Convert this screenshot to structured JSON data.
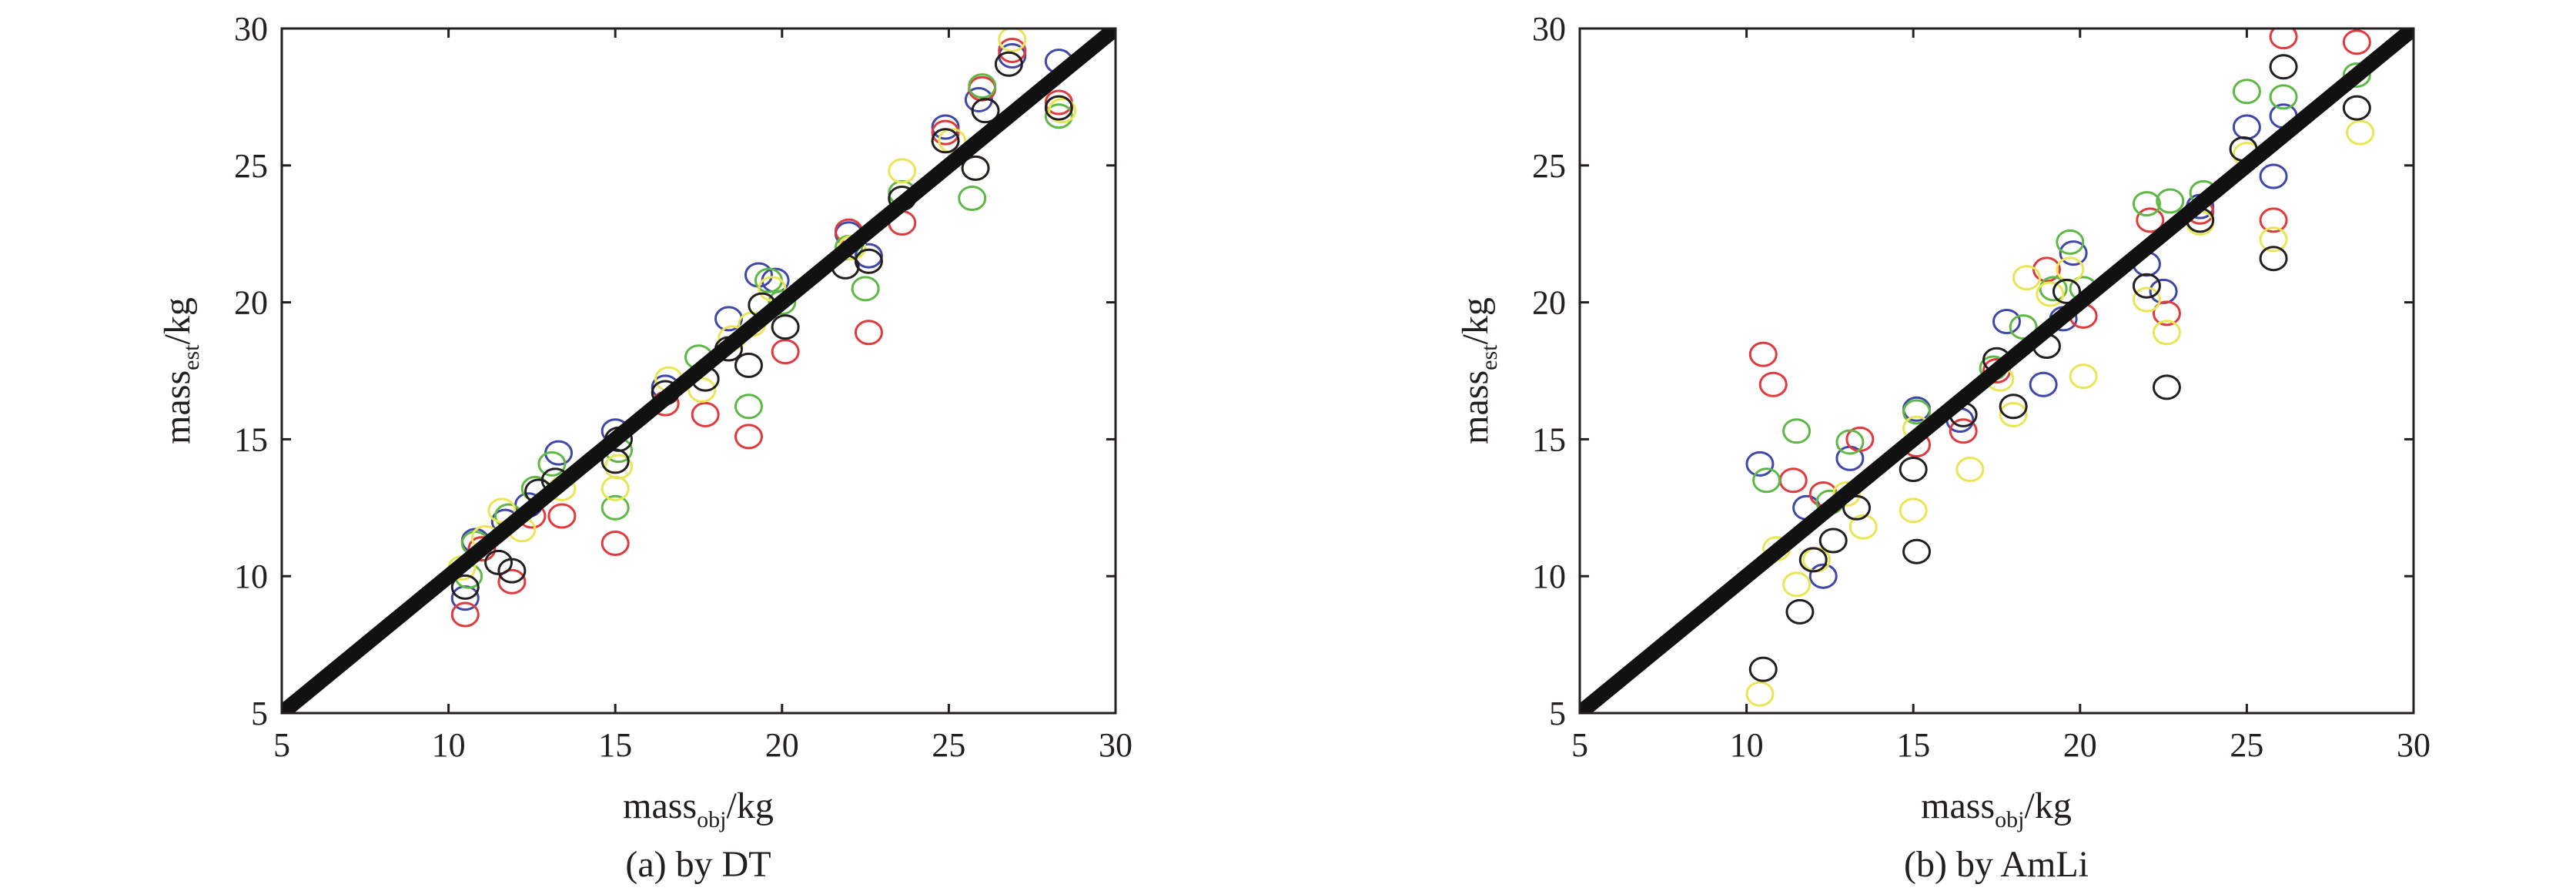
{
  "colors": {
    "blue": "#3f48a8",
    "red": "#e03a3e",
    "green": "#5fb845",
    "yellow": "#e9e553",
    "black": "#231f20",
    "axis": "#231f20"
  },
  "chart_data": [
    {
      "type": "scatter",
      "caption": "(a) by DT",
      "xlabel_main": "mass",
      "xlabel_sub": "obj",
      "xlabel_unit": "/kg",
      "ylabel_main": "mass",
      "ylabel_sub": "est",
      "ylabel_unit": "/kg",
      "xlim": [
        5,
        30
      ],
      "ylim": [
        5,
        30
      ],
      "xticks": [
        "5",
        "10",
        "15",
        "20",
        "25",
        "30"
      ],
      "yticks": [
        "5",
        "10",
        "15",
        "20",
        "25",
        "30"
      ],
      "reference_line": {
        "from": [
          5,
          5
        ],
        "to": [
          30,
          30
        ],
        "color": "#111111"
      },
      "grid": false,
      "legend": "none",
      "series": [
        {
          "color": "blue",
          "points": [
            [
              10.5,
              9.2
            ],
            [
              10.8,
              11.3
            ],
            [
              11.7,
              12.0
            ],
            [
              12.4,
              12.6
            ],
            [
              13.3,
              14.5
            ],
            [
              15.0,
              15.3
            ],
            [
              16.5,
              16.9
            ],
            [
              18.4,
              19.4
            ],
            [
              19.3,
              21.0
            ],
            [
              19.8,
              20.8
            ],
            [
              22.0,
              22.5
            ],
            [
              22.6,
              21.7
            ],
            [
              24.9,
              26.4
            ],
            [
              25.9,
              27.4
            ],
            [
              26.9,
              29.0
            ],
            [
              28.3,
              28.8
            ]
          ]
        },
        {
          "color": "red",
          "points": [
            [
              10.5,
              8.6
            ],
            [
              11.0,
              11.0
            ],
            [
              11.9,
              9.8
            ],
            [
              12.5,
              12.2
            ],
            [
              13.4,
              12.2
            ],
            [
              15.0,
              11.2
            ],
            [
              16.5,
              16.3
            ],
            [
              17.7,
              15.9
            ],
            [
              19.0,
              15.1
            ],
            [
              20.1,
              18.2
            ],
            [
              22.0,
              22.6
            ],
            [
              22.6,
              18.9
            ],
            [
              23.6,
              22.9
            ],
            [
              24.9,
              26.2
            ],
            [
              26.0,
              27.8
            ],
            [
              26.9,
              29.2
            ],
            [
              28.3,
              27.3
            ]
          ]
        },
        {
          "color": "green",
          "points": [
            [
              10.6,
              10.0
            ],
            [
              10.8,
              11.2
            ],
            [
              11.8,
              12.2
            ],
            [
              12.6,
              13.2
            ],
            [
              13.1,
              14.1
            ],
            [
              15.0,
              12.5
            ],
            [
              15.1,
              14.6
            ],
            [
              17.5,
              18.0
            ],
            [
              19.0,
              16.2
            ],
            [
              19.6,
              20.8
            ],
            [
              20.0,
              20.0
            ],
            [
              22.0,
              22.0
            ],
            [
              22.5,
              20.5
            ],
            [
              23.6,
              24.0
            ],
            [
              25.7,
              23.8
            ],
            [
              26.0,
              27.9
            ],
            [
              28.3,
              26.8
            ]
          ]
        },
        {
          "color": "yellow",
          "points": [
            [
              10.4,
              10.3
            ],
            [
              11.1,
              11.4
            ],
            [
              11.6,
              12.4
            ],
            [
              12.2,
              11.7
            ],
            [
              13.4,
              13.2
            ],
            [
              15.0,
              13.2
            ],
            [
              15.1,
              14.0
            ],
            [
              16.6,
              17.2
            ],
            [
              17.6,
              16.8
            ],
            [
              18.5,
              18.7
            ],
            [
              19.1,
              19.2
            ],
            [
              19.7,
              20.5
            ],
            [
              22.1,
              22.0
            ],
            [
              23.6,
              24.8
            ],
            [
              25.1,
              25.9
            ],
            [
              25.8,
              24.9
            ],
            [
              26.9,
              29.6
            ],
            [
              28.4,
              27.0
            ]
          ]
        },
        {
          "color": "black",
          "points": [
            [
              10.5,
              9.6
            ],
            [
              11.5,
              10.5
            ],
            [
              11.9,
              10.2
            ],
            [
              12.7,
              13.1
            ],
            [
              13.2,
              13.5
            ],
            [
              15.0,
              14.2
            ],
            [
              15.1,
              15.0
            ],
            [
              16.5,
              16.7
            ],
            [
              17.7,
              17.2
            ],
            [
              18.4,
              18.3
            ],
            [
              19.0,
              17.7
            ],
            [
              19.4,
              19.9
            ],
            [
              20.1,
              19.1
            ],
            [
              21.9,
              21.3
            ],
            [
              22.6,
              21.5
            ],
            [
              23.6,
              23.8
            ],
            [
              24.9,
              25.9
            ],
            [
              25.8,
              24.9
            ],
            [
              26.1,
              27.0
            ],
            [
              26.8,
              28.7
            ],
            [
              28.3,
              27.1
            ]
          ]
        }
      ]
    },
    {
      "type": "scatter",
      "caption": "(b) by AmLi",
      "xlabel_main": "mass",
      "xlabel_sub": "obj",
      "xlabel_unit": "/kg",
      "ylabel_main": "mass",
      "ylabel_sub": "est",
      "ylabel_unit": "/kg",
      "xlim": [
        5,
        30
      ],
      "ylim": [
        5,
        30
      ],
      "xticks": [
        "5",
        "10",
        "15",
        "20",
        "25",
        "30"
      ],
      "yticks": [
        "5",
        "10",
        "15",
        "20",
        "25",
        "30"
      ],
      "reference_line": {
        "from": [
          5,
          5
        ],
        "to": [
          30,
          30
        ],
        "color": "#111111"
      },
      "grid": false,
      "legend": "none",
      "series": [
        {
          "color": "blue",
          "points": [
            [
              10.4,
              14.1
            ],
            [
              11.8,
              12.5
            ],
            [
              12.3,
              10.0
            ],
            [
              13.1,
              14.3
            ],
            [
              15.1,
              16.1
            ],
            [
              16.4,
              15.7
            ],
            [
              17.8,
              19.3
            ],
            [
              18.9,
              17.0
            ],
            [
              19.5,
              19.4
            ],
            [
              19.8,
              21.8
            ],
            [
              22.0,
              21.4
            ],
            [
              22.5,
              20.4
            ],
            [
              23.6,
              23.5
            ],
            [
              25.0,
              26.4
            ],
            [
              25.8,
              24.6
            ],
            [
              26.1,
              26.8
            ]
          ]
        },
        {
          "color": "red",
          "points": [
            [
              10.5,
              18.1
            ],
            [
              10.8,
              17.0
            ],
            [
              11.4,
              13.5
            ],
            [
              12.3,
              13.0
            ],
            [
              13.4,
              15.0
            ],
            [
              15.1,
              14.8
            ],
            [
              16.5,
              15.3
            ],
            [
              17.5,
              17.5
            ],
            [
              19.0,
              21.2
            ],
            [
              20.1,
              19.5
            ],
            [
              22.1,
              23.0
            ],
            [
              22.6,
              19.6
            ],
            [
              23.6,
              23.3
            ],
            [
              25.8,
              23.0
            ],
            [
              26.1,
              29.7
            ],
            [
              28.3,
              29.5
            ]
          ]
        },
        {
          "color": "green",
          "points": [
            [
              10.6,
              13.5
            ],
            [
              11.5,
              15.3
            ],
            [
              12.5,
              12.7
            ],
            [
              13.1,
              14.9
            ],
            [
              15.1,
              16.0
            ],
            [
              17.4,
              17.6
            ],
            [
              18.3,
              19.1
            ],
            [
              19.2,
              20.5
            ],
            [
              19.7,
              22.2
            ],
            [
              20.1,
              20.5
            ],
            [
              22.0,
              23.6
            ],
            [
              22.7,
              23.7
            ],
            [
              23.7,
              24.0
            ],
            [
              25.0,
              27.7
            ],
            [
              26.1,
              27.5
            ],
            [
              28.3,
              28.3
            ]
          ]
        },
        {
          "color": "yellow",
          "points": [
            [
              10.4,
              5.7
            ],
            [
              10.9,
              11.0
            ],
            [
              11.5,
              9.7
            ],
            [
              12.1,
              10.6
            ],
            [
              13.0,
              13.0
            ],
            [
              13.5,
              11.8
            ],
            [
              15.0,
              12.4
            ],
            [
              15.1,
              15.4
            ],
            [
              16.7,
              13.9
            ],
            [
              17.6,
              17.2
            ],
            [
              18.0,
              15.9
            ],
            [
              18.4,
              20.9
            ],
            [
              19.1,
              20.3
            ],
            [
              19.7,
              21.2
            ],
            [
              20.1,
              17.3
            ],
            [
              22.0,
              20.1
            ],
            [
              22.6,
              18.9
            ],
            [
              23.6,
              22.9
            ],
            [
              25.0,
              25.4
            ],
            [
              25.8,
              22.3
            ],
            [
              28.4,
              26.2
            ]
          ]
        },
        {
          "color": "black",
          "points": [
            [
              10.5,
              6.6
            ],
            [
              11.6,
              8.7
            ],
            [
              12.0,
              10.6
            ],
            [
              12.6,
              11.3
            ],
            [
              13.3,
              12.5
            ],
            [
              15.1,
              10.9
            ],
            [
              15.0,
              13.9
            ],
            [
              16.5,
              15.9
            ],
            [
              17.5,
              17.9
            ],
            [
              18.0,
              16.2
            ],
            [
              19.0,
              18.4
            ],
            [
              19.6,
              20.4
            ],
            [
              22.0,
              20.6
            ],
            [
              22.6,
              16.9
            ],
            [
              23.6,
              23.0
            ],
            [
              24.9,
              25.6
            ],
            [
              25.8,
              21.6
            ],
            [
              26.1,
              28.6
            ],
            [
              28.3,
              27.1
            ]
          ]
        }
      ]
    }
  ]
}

□ □ □ □ □

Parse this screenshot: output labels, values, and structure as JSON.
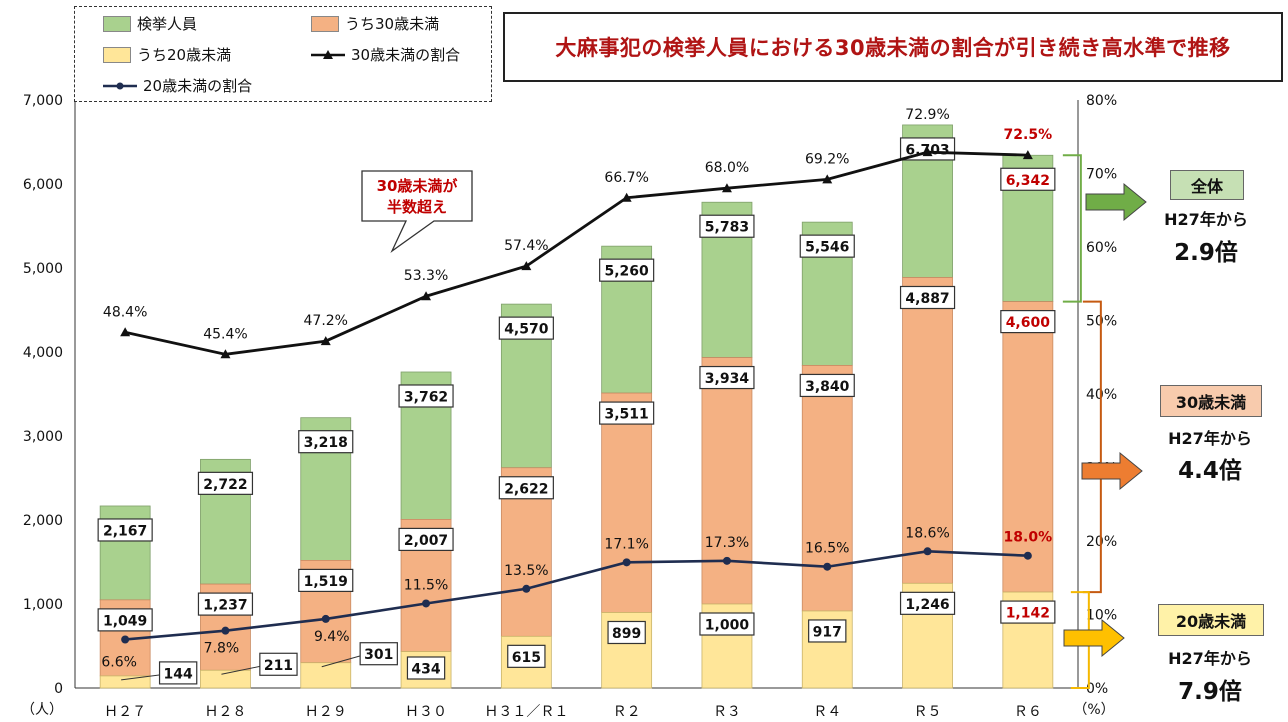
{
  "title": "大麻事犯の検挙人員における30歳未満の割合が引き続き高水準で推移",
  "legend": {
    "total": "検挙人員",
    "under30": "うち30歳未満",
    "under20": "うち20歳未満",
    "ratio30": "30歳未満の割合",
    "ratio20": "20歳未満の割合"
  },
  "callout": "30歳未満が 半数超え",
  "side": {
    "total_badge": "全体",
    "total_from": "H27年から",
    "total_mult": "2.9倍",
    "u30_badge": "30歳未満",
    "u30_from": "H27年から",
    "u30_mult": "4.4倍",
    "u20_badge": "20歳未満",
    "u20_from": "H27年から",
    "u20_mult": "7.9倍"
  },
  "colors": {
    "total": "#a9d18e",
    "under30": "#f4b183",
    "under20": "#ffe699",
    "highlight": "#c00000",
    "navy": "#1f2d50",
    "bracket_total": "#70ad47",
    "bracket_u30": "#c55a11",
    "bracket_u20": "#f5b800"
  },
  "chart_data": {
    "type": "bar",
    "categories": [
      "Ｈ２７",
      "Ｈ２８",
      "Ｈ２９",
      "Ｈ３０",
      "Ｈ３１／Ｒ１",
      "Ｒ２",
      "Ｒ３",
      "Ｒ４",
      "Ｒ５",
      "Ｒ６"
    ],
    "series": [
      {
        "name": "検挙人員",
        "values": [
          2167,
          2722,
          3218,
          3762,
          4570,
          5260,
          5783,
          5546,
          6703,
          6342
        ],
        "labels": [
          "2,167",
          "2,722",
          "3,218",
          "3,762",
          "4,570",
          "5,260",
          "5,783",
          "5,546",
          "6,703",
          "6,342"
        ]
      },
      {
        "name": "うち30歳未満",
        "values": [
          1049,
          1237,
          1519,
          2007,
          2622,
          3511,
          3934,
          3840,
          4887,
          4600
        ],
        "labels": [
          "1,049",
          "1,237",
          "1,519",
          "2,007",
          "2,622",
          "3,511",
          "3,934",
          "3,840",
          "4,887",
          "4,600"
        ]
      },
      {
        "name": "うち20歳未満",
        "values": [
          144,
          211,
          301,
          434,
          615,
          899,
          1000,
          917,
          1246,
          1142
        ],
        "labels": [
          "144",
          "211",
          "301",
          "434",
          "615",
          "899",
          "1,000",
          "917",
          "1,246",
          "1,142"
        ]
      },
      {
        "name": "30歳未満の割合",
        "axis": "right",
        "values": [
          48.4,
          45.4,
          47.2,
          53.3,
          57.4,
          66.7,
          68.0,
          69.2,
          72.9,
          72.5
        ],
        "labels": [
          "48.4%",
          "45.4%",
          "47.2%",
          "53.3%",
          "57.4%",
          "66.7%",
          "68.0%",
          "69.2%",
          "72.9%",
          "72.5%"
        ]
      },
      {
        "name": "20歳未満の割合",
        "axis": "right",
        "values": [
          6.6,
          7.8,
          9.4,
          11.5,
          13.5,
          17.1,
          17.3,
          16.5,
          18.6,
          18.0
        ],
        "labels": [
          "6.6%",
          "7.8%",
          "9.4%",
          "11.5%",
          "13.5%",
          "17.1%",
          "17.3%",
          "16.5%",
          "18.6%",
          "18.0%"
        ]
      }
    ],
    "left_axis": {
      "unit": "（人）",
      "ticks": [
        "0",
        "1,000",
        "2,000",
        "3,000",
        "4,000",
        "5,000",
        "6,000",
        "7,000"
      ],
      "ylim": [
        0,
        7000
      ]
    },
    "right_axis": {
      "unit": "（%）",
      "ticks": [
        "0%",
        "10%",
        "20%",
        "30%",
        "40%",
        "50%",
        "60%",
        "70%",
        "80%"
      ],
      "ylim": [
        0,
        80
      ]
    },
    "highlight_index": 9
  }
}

□ □ □ □ □

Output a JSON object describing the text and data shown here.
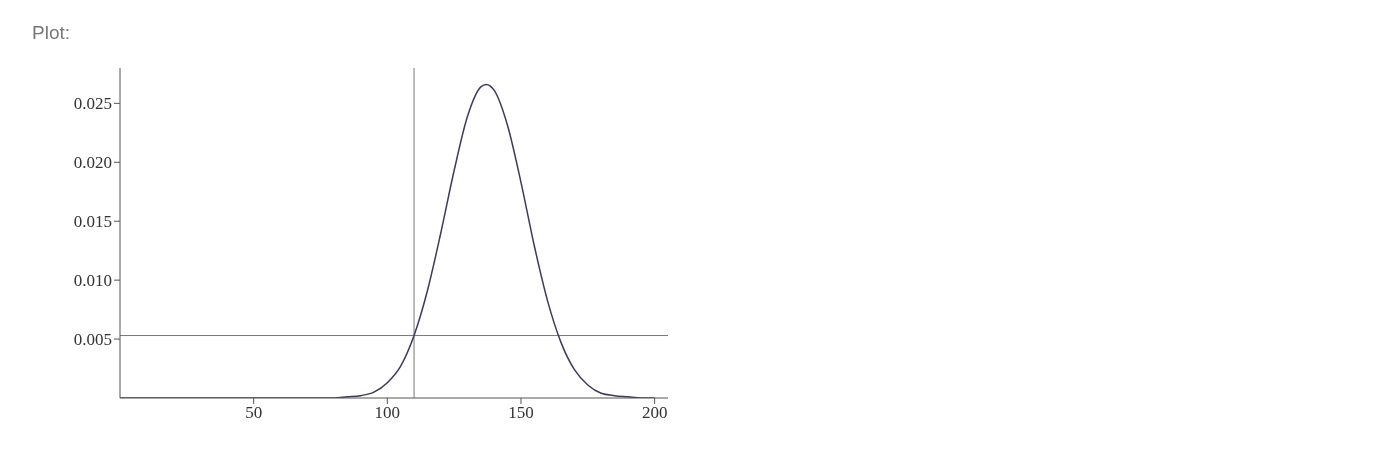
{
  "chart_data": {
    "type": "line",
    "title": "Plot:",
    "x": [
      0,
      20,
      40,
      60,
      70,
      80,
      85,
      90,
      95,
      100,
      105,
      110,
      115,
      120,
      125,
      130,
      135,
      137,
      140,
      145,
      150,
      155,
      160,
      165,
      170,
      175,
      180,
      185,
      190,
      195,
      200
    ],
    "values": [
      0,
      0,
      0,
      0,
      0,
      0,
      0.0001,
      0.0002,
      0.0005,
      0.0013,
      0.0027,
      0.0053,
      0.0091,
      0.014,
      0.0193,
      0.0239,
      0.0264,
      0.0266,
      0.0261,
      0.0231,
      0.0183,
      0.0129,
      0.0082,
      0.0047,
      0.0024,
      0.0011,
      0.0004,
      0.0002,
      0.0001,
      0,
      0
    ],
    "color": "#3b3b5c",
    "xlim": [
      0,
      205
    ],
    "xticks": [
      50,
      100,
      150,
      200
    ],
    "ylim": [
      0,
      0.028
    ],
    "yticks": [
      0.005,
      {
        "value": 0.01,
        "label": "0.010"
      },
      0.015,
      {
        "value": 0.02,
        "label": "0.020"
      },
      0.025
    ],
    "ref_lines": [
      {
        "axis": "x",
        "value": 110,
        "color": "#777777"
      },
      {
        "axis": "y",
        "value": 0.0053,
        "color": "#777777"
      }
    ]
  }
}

□ □ □ □ □

EXERCISE BRIEF —
Gather each line from the listing above that holds "JSON".

IN RESPONSE —
Convert this screenshot to structured JSON data.
Parse this screenshot: output labels, values, and structure as JSON.
Output a JSON object describing the text and data shown here.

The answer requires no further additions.